TASK DIRECTIONS:
In the material below, find each line holding the string "Based" and copy it.

EXTRACTED MATERIAL:
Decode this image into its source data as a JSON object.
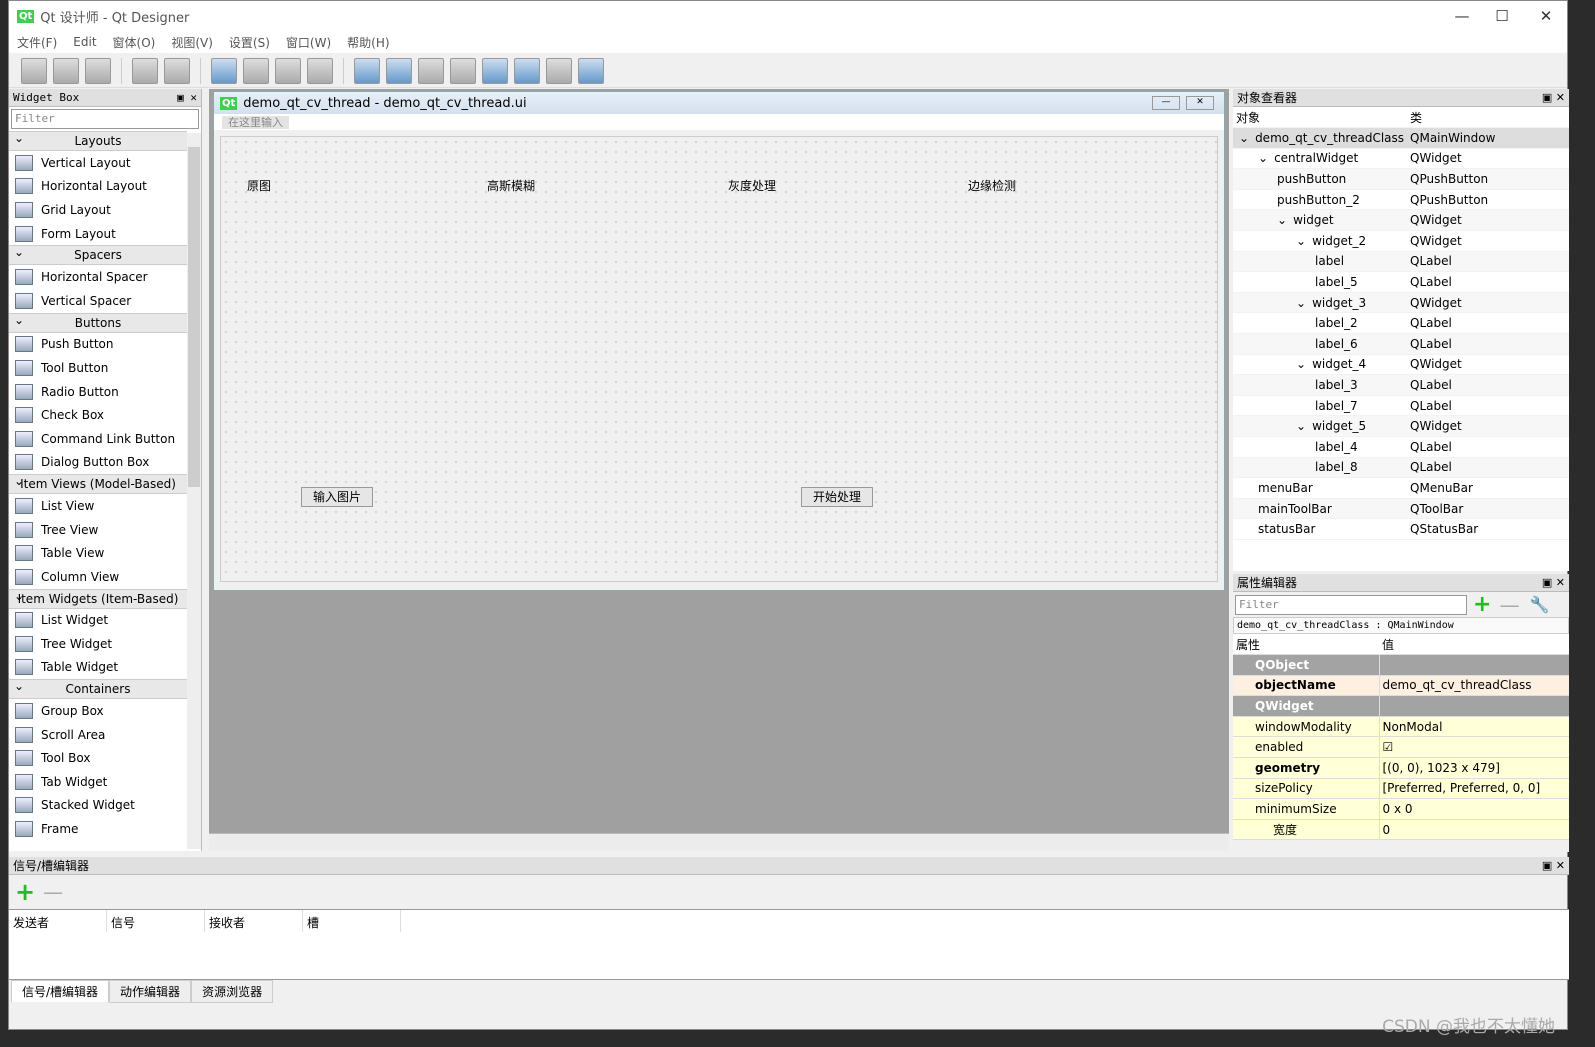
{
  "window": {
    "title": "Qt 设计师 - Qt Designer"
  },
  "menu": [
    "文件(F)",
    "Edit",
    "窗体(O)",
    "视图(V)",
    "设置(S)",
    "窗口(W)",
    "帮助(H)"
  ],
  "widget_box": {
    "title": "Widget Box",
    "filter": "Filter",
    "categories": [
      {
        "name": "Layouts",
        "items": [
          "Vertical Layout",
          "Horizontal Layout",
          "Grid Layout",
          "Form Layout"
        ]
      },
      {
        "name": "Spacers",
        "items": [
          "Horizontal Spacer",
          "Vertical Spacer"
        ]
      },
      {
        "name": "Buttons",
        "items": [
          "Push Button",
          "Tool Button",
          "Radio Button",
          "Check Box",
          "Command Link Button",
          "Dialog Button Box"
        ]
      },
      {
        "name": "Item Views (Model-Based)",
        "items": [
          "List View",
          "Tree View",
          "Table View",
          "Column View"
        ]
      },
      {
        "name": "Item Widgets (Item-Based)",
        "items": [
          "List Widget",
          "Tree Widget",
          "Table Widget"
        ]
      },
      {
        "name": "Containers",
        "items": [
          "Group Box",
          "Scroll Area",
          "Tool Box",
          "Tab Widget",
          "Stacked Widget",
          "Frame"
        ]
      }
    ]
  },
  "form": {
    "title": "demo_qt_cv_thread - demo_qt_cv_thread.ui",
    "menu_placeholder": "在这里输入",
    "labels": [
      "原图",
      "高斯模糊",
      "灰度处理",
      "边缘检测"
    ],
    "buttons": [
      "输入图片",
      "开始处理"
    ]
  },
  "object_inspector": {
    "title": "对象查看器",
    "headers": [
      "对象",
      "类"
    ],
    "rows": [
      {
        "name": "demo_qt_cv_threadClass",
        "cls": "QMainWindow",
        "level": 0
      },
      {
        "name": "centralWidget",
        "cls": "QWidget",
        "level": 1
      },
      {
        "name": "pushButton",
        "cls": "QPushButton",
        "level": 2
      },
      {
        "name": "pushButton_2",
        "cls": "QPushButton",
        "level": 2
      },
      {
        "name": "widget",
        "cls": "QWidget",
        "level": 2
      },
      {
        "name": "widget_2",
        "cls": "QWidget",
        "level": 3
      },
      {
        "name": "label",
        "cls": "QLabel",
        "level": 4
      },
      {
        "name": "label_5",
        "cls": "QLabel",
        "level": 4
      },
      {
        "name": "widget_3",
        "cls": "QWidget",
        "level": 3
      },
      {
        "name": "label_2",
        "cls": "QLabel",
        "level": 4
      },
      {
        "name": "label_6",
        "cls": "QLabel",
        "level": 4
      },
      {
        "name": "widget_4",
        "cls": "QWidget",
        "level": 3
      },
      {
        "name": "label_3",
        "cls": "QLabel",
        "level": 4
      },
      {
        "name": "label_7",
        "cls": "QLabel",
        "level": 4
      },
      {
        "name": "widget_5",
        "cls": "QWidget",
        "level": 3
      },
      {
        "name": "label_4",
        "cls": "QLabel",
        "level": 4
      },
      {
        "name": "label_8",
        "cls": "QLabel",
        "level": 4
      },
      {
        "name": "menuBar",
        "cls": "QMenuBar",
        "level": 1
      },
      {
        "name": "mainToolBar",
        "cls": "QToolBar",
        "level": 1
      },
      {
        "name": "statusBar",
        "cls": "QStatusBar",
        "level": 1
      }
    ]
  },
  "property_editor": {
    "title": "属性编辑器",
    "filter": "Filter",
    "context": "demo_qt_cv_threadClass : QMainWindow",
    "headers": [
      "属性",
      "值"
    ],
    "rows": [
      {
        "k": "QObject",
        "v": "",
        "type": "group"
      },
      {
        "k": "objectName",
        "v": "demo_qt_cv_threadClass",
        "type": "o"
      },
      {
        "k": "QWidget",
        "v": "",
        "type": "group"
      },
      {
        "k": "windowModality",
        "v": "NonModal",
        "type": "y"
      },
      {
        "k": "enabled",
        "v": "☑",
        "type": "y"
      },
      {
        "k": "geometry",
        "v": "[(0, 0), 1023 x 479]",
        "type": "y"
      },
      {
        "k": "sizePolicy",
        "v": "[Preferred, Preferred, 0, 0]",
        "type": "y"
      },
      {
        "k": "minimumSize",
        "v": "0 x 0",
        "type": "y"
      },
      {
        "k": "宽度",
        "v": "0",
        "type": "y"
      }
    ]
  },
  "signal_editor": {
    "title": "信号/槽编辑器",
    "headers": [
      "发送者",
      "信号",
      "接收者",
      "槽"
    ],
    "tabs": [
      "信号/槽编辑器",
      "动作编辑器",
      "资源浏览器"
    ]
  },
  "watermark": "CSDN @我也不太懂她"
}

* * *

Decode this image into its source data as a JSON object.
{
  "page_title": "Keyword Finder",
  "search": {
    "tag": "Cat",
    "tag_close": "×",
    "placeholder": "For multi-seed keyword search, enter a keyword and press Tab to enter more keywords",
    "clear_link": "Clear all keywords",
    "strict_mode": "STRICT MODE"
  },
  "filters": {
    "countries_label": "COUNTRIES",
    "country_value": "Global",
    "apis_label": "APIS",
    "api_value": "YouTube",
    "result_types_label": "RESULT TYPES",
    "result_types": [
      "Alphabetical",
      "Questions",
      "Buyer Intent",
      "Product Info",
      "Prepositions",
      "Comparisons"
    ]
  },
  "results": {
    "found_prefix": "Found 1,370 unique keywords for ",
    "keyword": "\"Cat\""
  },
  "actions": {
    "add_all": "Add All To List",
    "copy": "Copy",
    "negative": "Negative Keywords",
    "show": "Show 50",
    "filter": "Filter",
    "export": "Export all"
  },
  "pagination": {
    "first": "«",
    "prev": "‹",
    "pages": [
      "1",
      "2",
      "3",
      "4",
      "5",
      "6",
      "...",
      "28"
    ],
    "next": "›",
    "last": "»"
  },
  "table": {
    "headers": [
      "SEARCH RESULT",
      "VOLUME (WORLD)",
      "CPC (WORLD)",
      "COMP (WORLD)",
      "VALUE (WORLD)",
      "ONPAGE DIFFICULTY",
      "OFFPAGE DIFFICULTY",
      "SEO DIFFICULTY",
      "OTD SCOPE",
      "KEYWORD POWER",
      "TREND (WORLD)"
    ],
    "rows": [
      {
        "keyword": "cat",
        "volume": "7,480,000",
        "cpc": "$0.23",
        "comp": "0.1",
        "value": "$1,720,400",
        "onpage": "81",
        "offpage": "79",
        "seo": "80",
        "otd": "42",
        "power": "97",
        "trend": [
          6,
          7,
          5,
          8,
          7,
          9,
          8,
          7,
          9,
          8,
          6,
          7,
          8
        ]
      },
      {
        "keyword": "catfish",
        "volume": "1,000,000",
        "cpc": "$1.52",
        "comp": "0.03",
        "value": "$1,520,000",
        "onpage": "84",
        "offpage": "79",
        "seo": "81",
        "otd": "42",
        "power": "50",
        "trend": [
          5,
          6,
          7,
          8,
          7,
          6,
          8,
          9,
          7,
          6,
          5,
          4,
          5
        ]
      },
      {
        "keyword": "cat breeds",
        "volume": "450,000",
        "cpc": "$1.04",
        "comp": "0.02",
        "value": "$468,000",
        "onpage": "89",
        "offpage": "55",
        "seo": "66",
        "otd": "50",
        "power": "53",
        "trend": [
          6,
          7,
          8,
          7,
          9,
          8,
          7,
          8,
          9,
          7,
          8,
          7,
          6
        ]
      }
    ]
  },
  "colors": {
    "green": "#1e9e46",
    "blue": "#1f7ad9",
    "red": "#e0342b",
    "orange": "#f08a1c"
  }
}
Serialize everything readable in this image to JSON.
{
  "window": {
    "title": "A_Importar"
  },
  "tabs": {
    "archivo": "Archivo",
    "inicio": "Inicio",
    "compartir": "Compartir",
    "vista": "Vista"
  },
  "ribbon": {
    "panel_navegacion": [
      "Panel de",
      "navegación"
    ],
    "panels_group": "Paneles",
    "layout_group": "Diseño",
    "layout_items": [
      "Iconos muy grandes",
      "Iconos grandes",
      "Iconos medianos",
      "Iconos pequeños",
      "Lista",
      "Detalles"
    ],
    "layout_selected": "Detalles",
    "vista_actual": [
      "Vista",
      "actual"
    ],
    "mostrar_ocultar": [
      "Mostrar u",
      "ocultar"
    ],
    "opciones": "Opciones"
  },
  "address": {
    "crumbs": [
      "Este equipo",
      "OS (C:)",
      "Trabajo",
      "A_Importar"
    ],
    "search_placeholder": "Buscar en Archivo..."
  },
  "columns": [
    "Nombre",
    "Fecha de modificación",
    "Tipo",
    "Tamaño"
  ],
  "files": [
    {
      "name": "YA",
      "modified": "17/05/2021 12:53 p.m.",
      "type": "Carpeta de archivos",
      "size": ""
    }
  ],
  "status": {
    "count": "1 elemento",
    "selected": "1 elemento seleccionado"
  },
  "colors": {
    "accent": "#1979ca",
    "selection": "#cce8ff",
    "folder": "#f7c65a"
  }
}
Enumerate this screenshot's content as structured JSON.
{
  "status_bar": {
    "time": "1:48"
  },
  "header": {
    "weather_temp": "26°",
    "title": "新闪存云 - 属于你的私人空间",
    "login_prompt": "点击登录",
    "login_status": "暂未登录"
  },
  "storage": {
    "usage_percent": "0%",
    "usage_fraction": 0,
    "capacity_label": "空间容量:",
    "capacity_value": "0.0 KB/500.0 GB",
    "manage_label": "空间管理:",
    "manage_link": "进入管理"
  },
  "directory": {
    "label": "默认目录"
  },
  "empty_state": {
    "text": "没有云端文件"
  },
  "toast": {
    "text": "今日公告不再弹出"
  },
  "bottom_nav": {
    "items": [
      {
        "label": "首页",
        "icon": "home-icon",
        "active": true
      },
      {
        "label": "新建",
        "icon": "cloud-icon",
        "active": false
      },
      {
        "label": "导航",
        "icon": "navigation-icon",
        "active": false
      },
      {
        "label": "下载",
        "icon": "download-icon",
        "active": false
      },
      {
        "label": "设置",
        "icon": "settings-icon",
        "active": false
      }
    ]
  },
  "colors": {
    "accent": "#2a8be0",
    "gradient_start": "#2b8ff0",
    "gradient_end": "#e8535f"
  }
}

--

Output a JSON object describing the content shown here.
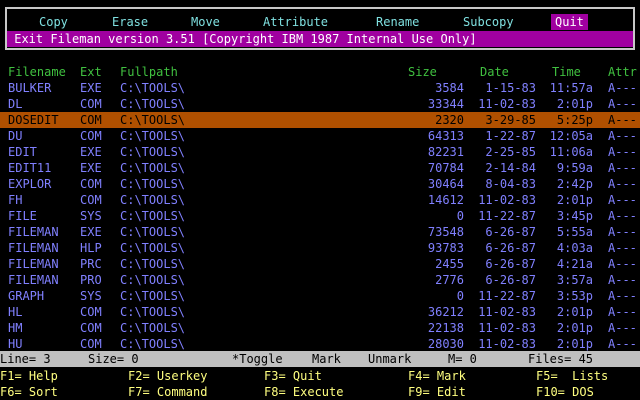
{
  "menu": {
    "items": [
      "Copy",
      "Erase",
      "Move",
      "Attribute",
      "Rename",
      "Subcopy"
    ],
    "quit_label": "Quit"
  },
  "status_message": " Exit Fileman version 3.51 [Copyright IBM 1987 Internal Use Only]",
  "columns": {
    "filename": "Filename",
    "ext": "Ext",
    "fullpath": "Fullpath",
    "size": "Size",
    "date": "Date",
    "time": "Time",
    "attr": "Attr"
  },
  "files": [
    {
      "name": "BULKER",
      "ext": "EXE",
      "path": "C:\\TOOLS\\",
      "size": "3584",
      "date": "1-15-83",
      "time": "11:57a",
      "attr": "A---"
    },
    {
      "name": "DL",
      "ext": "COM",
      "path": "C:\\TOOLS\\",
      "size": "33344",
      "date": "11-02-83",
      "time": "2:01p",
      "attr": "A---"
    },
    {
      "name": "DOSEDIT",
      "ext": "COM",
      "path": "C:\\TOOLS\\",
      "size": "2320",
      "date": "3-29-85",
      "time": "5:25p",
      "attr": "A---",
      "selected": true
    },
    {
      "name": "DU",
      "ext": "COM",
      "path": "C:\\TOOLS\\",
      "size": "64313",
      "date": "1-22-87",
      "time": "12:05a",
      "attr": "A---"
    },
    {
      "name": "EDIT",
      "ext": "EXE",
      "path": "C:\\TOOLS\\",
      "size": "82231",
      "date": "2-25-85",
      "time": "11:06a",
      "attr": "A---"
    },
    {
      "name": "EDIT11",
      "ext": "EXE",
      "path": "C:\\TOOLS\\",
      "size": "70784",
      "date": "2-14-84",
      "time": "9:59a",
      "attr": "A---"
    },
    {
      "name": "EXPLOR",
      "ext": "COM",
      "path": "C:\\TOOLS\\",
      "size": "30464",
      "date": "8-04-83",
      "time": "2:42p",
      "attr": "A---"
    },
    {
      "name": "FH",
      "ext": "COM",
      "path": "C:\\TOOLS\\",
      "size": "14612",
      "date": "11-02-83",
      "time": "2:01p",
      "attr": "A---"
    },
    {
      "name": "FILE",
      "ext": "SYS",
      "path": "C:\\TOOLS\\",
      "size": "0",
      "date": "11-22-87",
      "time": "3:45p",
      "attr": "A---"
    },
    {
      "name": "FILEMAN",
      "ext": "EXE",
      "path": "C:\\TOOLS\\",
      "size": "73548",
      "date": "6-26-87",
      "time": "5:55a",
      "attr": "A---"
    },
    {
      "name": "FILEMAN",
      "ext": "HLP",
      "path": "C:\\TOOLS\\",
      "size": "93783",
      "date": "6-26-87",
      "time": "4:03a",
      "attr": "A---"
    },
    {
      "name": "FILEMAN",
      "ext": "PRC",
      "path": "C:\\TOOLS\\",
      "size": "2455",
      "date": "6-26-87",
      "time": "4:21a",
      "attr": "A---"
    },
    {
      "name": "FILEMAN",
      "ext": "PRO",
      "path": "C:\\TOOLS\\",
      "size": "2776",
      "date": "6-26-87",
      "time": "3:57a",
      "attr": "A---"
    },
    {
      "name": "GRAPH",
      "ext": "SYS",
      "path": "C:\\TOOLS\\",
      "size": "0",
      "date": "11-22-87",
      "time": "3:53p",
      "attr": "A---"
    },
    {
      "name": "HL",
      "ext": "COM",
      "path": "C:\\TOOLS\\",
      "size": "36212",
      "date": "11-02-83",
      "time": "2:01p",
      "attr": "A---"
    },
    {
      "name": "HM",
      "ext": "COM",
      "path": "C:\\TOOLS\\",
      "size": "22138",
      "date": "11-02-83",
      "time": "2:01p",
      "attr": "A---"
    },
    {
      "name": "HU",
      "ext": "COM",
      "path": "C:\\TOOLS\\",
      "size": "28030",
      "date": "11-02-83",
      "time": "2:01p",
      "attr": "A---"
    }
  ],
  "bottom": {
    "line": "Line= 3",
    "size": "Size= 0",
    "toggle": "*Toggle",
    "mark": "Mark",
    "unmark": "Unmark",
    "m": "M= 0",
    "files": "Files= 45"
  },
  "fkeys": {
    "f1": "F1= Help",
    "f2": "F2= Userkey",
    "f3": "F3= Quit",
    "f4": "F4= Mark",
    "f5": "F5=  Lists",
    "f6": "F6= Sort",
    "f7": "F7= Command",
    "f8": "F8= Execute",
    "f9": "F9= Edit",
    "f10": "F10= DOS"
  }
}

EXERCISE RESPONSE:
        "name": "Item Views (Model-Based)",
        "name": "Item Widgets (Item-Based)",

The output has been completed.